### GIVEN PROBLEM:
Write out all of the entries that follow, word for word, but skip the pictures.

** START INPUT **

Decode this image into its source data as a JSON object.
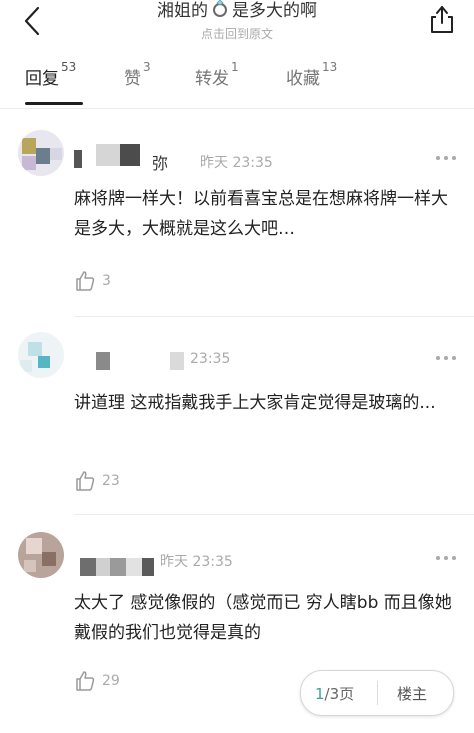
{
  "header": {
    "title_before": "湘姐的",
    "title_after": "是多大的啊",
    "subtitle": "点击回到原文"
  },
  "tabs": [
    {
      "label": "回复",
      "count": "53"
    },
    {
      "label": "赞",
      "count": "3"
    },
    {
      "label": "转发",
      "count": "1"
    },
    {
      "label": "收藏",
      "count": "13"
    }
  ],
  "comments": [
    {
      "nick_tail": "弥",
      "time": "昨天 23:35",
      "text": "麻将牌一样大！以前看喜宝总是在想麻将牌一样大是多大，大概就是这么大吧…",
      "likes": "3"
    },
    {
      "nick_tail": "",
      "time": "23:35",
      "text": "讲道理 这戒指戴我手上大家肯定觉得是玻璃的...",
      "likes": "23"
    },
    {
      "nick_tail": "",
      "time": "昨天 23:35",
      "text": "太大了 感觉像假的（感觉而已 穷人瞎bb 而且像她戴假的我们也觉得是真的",
      "likes": "29"
    }
  ],
  "pager": {
    "current": "1",
    "total_label": "/3页",
    "owner_label": "楼主"
  },
  "colors": {
    "accent": "#3aa0a6",
    "text": "#222222",
    "muted": "#aaaaaa"
  },
  "icons": [
    "back-arrow-icon",
    "ring-emoji-icon",
    "share-icon",
    "more-dots-icon",
    "thumb-up-icon"
  ]
}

** END INPUT **

### REPLY TO THE TASK:
Decode this image into its source data as a JSON object.
{
  "header": {
    "title_before": "湘姐的",
    "title_after": "是多大的啊",
    "subtitle": "点击回到原文"
  },
  "tabs": [
    {
      "label": "回复",
      "count": "53"
    },
    {
      "label": "赞",
      "count": "3"
    },
    {
      "label": "转发",
      "count": "1"
    },
    {
      "label": "收藏",
      "count": "13"
    }
  ],
  "comments": [
    {
      "nick_tail": "弥",
      "time": "昨天 23:35",
      "text": "麻将牌一样大！以前看喜宝总是在想麻将牌一样大是多大，大概就是这么大吧…",
      "likes": "3"
    },
    {
      "nick_tail": "",
      "time": "23:35",
      "text": "讲道理 这戒指戴我手上大家肯定觉得是玻璃的...",
      "likes": "23"
    },
    {
      "nick_tail": "",
      "time": "昨天 23:35",
      "text": "太大了 感觉像假的（感觉而已 穷人瞎bb 而且像她戴假的我们也觉得是真的",
      "likes": "29"
    }
  ],
  "pager": {
    "current": "1",
    "total_label": "/3页",
    "owner_label": "楼主"
  },
  "colors": {
    "accent": "#3aa0a6",
    "text": "#222222",
    "muted": "#aaaaaa"
  },
  "icons": [
    "back-arrow-icon",
    "ring-emoji-icon",
    "share-icon",
    "more-dots-icon",
    "thumb-up-icon"
  ]
}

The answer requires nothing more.